§ **Written exercise**: Gather, from the data below, each line in which the word "subtitle" occurs.

──────── Provided data ────────

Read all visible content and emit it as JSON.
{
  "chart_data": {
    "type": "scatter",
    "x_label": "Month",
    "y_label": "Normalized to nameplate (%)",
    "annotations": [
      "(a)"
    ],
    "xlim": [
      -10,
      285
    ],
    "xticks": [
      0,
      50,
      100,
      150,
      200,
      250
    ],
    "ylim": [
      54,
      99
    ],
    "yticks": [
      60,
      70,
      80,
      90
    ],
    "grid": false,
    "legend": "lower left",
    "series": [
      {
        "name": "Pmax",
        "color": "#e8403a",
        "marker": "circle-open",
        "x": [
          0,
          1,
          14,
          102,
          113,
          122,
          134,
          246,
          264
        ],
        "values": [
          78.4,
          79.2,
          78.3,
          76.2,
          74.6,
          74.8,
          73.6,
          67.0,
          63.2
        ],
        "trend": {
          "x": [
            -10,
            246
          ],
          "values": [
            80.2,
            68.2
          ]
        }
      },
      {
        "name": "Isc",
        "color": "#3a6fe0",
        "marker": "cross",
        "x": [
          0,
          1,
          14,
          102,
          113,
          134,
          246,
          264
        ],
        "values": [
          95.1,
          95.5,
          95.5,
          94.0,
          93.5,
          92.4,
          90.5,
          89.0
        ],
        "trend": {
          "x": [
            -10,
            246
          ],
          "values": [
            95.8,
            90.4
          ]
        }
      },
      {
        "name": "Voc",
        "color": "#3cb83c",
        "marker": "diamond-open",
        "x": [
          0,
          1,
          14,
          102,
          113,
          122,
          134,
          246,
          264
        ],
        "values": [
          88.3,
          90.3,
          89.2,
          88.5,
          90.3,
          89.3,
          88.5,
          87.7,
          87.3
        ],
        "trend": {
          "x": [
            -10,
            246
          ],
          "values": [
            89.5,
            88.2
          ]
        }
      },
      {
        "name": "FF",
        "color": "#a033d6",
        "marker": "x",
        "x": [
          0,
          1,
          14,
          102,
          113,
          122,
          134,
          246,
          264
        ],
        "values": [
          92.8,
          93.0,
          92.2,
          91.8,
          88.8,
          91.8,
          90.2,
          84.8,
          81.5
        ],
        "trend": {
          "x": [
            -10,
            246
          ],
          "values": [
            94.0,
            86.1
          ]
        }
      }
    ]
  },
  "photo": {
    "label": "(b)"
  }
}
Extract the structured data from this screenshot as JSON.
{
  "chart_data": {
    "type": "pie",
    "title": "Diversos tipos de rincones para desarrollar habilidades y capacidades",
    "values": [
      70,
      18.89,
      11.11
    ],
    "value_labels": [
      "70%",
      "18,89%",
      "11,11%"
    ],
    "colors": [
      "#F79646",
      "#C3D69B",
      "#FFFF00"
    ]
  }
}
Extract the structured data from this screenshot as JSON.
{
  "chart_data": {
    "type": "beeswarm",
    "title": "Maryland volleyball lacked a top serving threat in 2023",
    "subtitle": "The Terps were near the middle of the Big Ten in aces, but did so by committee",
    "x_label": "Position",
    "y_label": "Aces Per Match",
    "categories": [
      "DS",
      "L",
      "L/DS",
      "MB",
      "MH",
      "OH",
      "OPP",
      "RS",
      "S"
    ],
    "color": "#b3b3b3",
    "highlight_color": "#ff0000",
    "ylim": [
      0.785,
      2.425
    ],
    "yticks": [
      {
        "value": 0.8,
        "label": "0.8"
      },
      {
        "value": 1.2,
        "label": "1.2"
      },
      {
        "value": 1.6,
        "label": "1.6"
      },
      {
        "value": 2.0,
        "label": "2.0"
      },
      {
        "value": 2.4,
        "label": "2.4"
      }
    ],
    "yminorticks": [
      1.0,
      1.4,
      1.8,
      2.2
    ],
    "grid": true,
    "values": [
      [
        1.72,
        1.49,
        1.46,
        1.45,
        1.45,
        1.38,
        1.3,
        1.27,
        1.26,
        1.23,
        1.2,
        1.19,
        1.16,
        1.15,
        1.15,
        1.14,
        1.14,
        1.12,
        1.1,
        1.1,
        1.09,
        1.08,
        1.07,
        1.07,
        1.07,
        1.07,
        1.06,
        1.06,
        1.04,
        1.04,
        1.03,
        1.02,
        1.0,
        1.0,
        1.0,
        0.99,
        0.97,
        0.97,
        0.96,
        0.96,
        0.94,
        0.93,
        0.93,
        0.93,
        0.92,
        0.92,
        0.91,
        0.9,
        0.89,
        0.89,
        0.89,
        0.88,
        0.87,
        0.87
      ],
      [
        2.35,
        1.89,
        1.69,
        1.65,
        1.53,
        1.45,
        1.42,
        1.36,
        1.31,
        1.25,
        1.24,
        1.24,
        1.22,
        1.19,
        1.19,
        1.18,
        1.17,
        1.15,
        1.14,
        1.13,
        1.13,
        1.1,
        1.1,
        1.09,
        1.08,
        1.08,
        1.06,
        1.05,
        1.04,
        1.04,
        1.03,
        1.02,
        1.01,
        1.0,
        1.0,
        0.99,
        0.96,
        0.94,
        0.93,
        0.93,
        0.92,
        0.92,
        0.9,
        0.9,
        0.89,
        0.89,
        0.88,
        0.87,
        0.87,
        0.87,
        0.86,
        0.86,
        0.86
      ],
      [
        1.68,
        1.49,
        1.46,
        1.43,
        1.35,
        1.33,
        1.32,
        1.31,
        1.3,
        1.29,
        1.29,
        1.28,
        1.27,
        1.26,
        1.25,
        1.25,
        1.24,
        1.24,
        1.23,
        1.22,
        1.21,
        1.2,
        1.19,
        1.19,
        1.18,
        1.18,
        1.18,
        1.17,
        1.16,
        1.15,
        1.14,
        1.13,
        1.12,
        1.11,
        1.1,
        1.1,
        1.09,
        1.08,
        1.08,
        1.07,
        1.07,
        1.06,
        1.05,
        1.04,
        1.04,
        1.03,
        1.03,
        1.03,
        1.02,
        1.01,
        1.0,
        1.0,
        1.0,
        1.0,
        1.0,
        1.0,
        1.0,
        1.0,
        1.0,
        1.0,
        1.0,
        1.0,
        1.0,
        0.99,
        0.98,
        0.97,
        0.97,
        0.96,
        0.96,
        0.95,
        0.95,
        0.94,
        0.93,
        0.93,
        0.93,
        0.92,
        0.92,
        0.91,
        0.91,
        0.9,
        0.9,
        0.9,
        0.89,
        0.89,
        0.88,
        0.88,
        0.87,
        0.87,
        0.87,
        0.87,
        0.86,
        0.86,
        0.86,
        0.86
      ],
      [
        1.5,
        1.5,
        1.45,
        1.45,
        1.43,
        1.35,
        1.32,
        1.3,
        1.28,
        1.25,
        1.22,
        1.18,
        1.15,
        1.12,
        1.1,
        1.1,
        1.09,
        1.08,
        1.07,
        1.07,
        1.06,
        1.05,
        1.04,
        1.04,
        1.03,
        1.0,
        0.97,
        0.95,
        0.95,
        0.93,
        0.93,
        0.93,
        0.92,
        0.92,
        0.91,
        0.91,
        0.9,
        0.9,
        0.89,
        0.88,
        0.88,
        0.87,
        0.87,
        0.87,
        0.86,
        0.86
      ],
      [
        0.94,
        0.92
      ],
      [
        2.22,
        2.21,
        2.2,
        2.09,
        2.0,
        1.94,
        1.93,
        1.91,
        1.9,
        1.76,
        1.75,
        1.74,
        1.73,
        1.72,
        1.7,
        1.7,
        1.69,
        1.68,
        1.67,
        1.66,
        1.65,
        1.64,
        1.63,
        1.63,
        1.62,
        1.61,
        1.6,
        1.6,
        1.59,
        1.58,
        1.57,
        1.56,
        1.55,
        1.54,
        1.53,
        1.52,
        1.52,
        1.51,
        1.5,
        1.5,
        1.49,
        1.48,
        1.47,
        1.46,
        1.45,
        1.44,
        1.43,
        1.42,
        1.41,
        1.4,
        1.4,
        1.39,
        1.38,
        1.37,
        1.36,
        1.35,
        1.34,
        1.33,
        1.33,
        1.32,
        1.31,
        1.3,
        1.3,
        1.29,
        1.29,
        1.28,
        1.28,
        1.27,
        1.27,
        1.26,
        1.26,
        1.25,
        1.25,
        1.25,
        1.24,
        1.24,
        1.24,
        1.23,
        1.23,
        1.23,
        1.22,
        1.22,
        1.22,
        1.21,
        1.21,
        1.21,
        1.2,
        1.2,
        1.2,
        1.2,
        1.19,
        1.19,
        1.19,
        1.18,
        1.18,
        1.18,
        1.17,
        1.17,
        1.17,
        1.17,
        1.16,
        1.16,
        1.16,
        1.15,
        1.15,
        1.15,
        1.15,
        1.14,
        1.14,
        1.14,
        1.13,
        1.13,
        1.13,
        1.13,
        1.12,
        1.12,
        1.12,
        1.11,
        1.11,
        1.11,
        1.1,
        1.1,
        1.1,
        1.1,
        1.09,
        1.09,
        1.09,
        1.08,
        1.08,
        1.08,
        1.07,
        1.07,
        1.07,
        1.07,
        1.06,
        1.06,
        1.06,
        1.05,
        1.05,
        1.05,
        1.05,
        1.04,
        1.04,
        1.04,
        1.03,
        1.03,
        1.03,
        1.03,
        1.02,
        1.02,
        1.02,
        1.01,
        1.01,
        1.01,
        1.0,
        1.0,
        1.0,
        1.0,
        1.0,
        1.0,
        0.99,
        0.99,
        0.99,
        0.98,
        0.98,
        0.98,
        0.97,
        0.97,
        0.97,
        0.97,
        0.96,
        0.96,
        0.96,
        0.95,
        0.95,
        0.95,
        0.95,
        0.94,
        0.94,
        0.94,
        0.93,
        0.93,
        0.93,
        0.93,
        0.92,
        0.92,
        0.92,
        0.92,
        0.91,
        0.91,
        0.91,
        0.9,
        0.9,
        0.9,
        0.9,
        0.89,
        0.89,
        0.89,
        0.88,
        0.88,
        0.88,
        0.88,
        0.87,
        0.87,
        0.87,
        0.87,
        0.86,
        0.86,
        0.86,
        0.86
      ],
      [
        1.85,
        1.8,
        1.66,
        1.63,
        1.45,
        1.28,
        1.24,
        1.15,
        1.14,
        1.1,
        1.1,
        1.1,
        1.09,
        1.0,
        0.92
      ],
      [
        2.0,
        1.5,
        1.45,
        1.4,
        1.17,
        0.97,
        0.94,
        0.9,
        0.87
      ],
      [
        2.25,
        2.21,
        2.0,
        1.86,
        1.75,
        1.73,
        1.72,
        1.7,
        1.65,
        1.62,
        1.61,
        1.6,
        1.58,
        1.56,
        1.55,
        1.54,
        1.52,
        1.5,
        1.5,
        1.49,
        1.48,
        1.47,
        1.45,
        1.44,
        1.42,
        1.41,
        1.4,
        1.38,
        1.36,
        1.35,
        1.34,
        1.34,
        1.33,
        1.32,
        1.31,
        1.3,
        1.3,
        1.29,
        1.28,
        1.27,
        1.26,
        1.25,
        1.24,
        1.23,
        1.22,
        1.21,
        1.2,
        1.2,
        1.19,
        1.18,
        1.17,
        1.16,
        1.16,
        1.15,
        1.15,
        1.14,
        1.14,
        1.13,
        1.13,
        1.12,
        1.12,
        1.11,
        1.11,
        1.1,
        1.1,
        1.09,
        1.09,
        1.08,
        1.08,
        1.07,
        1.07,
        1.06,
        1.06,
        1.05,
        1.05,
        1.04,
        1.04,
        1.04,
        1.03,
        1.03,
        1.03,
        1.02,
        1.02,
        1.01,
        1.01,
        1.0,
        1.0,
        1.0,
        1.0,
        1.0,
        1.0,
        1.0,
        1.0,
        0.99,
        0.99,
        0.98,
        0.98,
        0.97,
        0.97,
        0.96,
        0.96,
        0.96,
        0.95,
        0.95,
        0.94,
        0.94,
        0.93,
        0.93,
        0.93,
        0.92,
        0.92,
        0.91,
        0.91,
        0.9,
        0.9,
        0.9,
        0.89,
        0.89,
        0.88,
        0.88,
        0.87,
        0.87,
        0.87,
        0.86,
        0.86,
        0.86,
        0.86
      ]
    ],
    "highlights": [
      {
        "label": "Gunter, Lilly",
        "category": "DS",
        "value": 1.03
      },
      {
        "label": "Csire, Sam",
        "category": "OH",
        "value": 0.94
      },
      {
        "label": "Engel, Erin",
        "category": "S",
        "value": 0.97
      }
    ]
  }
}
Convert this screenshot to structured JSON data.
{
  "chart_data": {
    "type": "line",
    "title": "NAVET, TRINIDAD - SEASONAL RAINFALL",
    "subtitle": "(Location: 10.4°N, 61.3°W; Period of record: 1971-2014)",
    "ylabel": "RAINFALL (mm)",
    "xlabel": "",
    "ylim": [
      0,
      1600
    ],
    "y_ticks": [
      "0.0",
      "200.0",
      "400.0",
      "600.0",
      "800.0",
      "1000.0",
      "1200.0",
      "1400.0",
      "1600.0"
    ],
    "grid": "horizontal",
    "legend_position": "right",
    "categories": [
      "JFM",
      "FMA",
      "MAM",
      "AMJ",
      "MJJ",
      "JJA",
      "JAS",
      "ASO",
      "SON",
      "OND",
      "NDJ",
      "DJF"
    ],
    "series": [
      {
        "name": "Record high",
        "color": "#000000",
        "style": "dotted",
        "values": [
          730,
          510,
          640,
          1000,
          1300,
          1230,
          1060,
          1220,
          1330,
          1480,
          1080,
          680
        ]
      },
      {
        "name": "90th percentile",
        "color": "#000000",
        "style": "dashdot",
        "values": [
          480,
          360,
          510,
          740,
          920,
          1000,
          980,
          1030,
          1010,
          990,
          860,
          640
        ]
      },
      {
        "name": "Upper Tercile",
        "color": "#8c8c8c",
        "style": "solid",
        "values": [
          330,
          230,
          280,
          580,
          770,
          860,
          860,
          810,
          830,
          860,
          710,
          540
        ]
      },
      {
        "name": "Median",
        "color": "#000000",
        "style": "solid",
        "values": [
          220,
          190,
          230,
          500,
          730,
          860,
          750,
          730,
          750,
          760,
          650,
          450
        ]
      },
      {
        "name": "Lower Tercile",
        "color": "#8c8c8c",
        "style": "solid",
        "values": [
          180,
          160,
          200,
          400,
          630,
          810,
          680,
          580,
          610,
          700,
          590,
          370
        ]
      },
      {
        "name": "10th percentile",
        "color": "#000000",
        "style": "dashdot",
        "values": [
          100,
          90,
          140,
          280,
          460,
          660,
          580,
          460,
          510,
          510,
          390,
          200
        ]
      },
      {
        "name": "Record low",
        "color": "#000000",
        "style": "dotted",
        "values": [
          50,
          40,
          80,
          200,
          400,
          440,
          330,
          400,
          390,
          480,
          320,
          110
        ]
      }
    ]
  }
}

────────

§ **Result**:
    "subtitle": "The Terps were near the middle of the Big Ten in aces, but did so by committee",
    "subtitle": "(Location: 10.4°N, 61.3°W; Period of record: 1971-2014)",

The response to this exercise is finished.